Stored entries

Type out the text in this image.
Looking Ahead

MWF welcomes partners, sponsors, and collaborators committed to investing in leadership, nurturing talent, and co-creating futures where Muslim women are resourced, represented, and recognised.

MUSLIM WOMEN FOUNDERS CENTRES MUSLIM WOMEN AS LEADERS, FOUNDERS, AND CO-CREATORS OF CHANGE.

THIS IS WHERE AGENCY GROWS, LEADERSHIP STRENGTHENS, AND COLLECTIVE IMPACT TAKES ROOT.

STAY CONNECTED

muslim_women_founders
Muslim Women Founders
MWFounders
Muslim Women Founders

Written problem:
Copy all data exactly, start to finish.

Solution:
Type out the text in this image.
Looking Ahead

MWF welcomes partners, sponsors, and collaborators committed to investing in leadership, nurturing talent, and co-creating futures where Muslim women are resourced, represented, and recognised.

MUSLIM WOMEN FOUNDERS CENTRES MUSLIM WOMEN AS LEADERS, FOUNDERS, AND CO-CREATORS OF CHANGE.

THIS IS WHERE AGENCY GROWS, LEADERSHIP STRENGTHENS, AND COLLECTIVE IMPACT TAKES ROOT.

STAY CONNECTED

muslim_women_founders
Muslim Women Founders
MWFounders
Muslim Women Founders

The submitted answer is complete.